• _Data to use_:
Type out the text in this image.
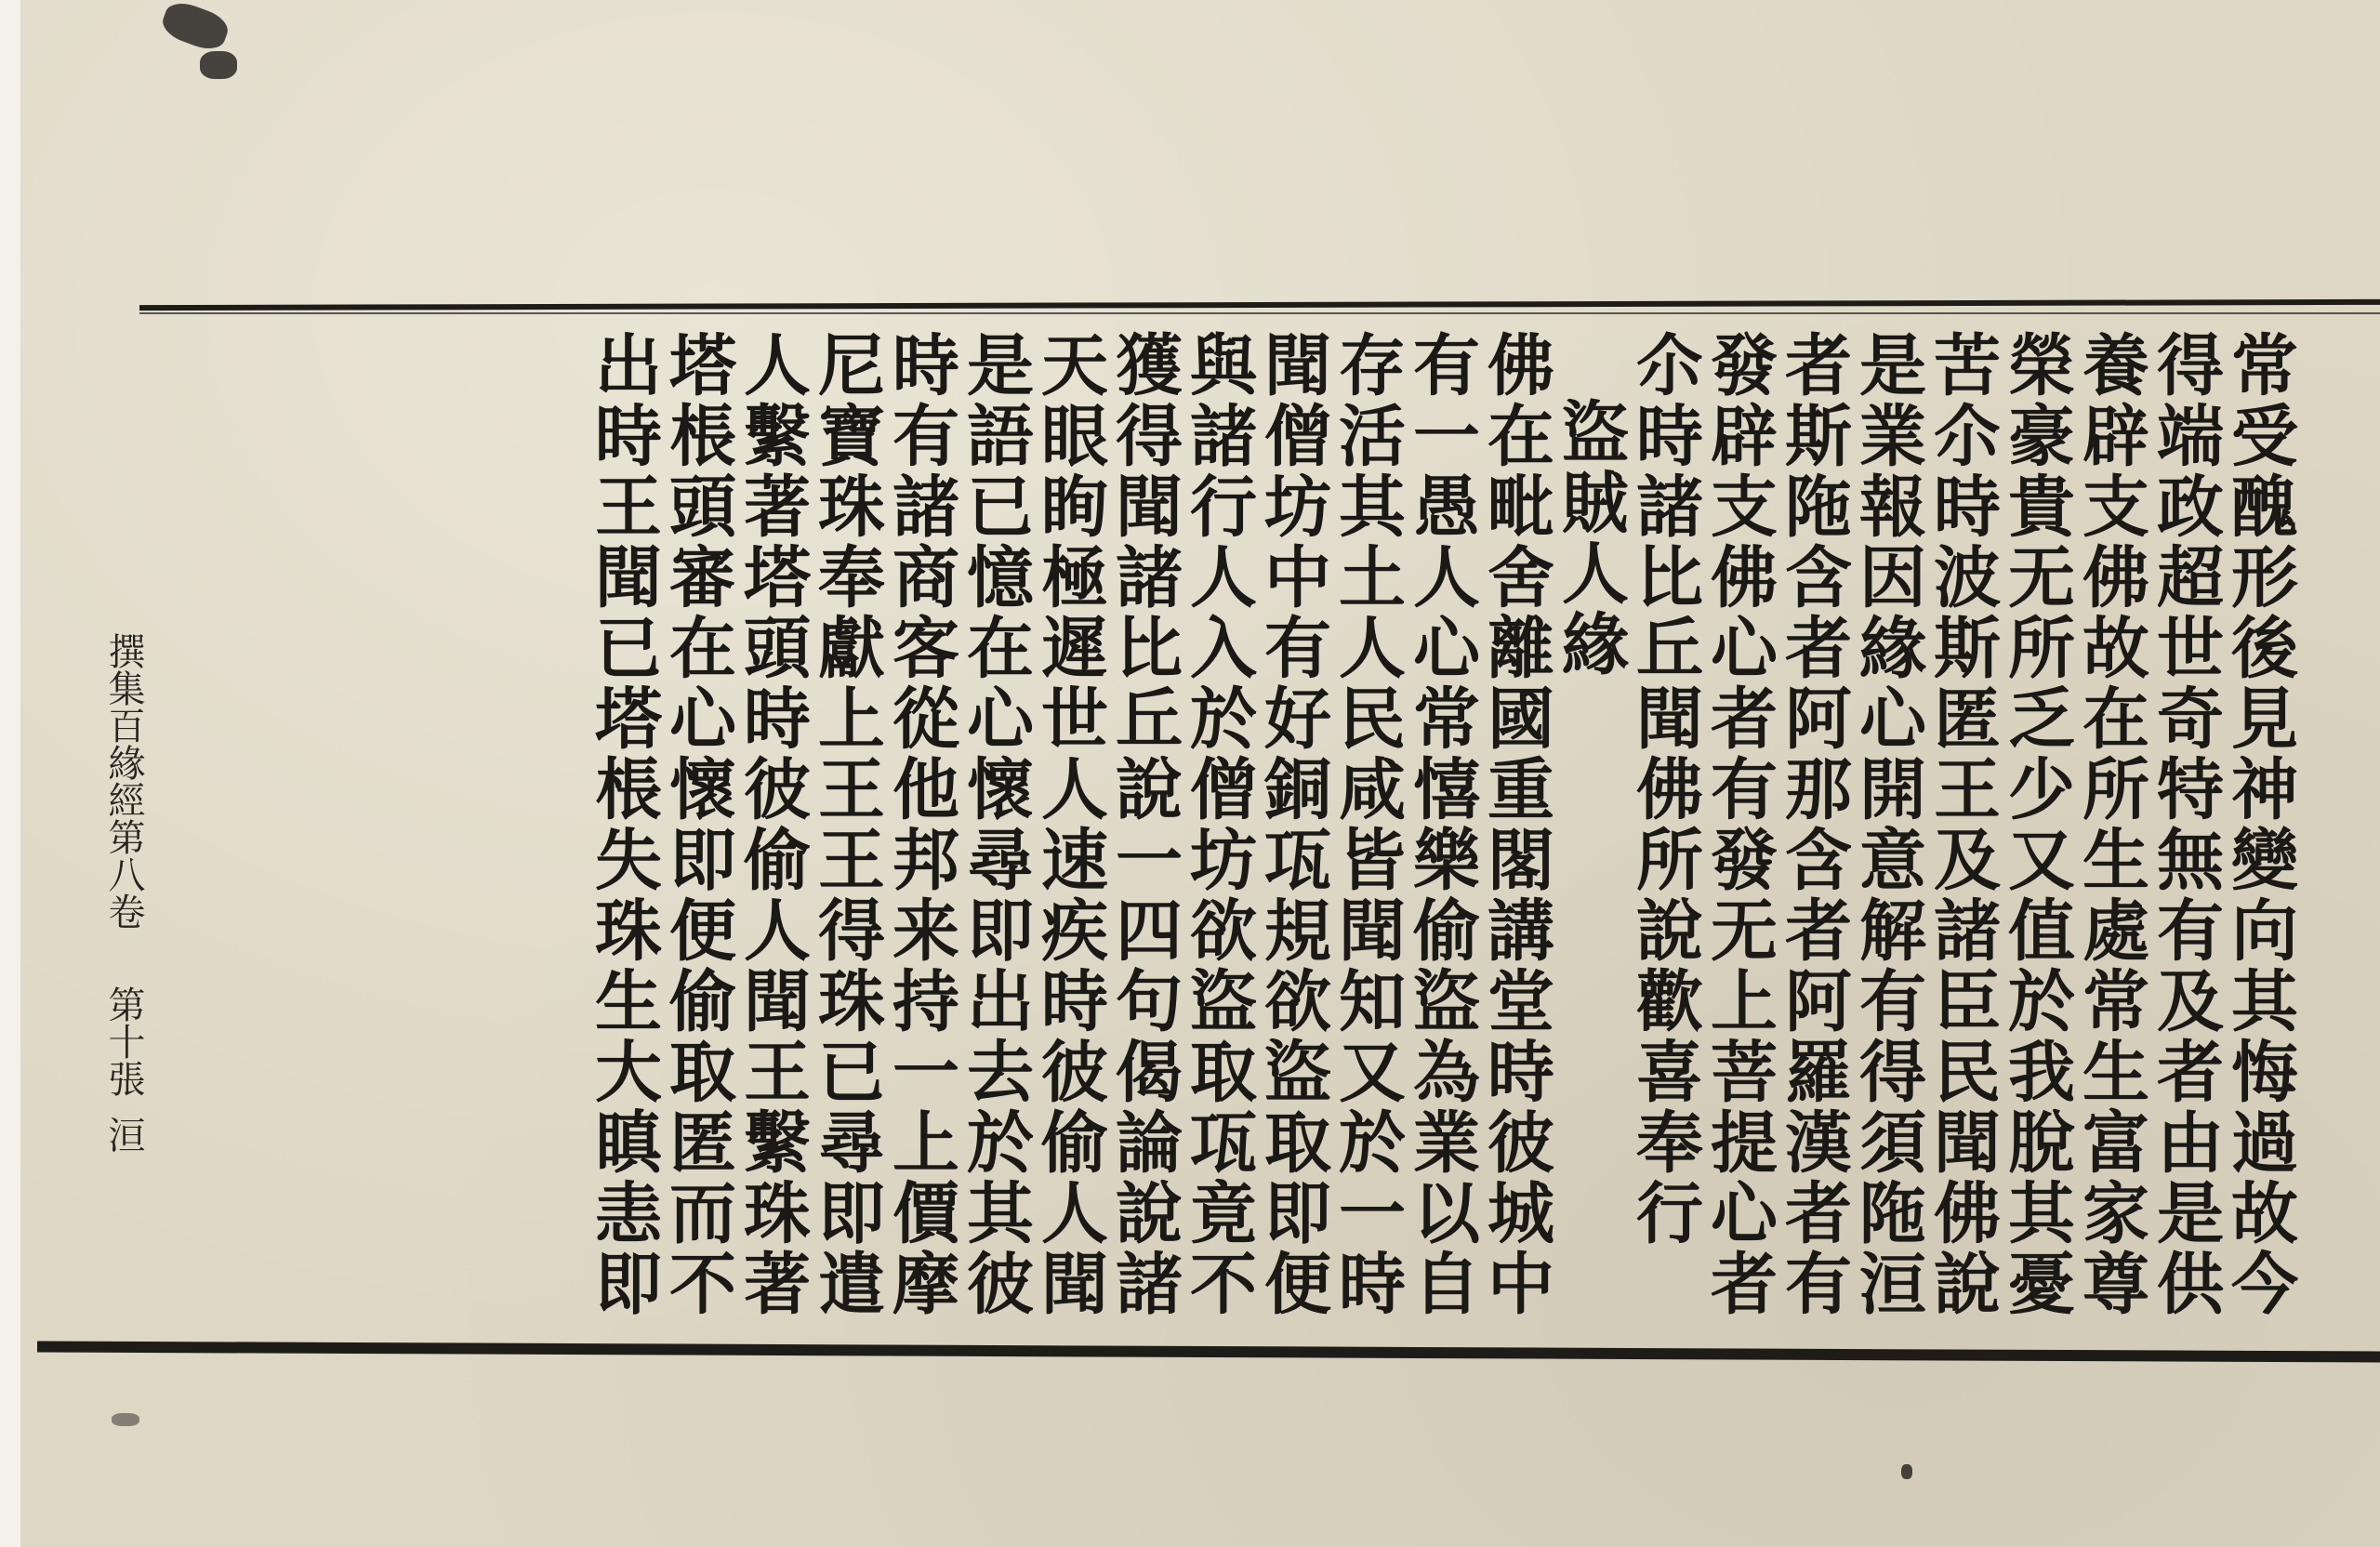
常受醜形後見神變向其悔過故今
得端政超世奇特無有及者由是供
養辟支佛故在所生處常生富家尊
榮豪貴无所乏少又值於我脫其憂
苦尒時波斯匿王及諸臣民聞佛說
是業報因緣心開意解有得須陁洹
者斯陁含者阿那含者阿羅漢者有
發辟支佛心者有發无上菩提心者
尒時諸比丘聞佛所說歡喜奉行
盜賊人緣
佛在毗舍離國重閣講堂時彼城中
有一愚人心常憘樂偷盜為業以自
存活其土人民咸皆聞知又於一時
聞僧坊中有好銅瓨規欲盜取即便
與諸行人入於僧坊欲盜取瓨竟不
獲得聞諸比丘說一四句偈論說諸
天眼眴極遲世人速疾時彼偷人聞
是語已憶在心懷尋即出去於其彼
時有諸商客從他邦来持一上價摩
尼寶珠奉獻上王王得珠已尋即遣
人繫著塔頭時彼偷人聞王繫珠著
塔棖頭審在心懷即便偷取匿而不
出時王聞已塔棖失珠生大瞋恚即
撰集百緣經第八卷第十張洹
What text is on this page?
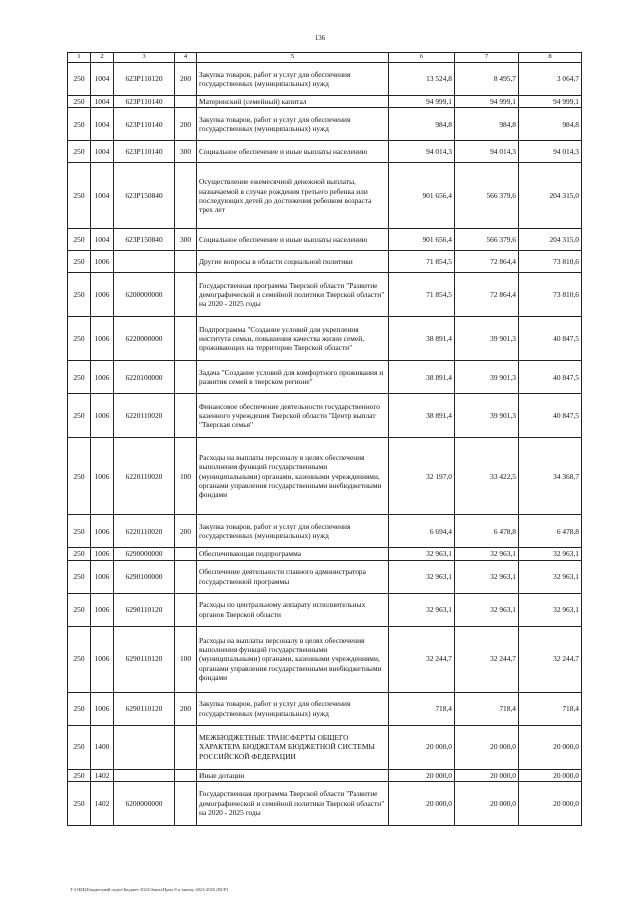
136
1	2	3	4	5	6	7	8
250	1004	623P110120	200	Закупка товаров, работ и услуг для обеспечения государственных (муниципальных) нужд	13 524,8	8 495,7	3 064,7
250	1004	623P110140		Материнский (семейный) капитал	94 999,1	94 999,1	94 999,1
250	1004	623P110140	200	Закупка товаров, работ и услуг для обеспечения государственных (муниципальных) нужд	984,8	984,8	984,8
250	1004	623P110140	300	Социальное обеспечение и иные выплаты населению	94 014,3	94 014,3	94 014,3
250	1004	623P150840		Осуществление ежемесячной денежной выплаты, назначаемой в случае рождения третьего ребенка или последующих детей до достижения ребенком возраста трех лет	901 656,4	566 379,6	204 315,0
250	1004	623P150840	300	Социальное обеспечение и иные выплаты населению	901 656,4	566 379,6	204 315,0
250	1006			Другие вопросы в области социальной политики	71 854,5	72 864,4	73 810,6
250	1006	6200000000		Государственная программа Тверской области "Развитие демографической и семейной политики Тверской области" на 2020 - 2025 годы	71 854,5	72 864,4	73 810,6
250	1006	6220000000		Подпрограмма "Создание условий для укрепления института семьи, повышения качества жизни семей, проживающих на территории Тверской области"	38 891,4	39 901,3	40 847,5
250	1006	6220100000		Задача "Создание условий для комфортного проживания и развития семей в тверском регионе"	38 891,4	39 901,3	40 847,5
250	1006	6220110020		Финансовое обеспечение деятельности государственного казенного учреждения Тверской области "Центр выплат "Тверская семья"	38 891,4	39 901,3	40 847,5
250	1006	6220110020	100	Расходы на выплаты персоналу в целях обеспечения выполнения функций государственными (муниципальными) органами, казенными учреждениями, органами управления государственными внебюджетными фондами	32 197,0	33 422,5	34 368,7
250	1006	6220110020	200	Закупка товаров, работ и услуг для обеспечения государственных (муниципальных) нужд	6 694,4	6 478,8	6 478,8
250	1006	6290000000		Обеспечивающая подпрограмма	32 963,1	32 963,1	32 963,1
250	1006	6290100000		Обеспечение деятельности главного администратора государственной программы	32 963,1	32 963,1	32 963,1
250	1006	6290110120		Расходы по центральному аппарату исполнительных органов Тверской области	32 963,1	32 963,1	32 963,1
250	1006	6290110120	100	Расходы на выплаты персоналу в целях обеспечения выполнения функций государственными (муниципальными) органами, казенными учреждениями, органами управления государственными внебюджетными фондами	32 244,7	32 244,7	32 244,7
250	1006	6290110120	200	Закупка товаров, работ и услуг для обеспечения государственных (муниципальных) нужд	718,4	718,4	718,4
250	1400			МЕЖБЮДЖЕТНЫЕ ТРАНСФЕРТЫ ОБЩЕГО ХАРАКТЕРА БЮДЖЕТАМ БЮДЖЕТНОЙ СИСТЕМЫ РОССИЙСКОЙ ФЕДЕРАЦИИ	20 000,0	20 000,0	20 000,0
250	1402			Иные дотации	20 000,0	20 000,0	20 000,0
250	1402	6200000000		Государственная программа Тверской области "Развитие демографической и семейной политики Тверской области" на 2020 - 2025 годы	20 000,0	20 000,0	20 000,0
T:\ОБЩ\Бюджетный отдел\Бюджет 2023\Закон\Прил 8 к закону 2023-2025 (ВСР)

• _What this task involves_: Copy each line that holds the word "семейной".

• _Complete answer_:
250	1006	6200000000		Государственная программа Тверской области "Развитие демографической и семейной политики Тверской области" на 2020 - 2025 годы	71 854,5	72 864,4	73 810,6
250	1402	6200000000		Государственная программа Тверской области "Развитие демографической и семейной политики Тверской области" на 2020 - 2025 годы	20 000,0	20 000,0	20 000,0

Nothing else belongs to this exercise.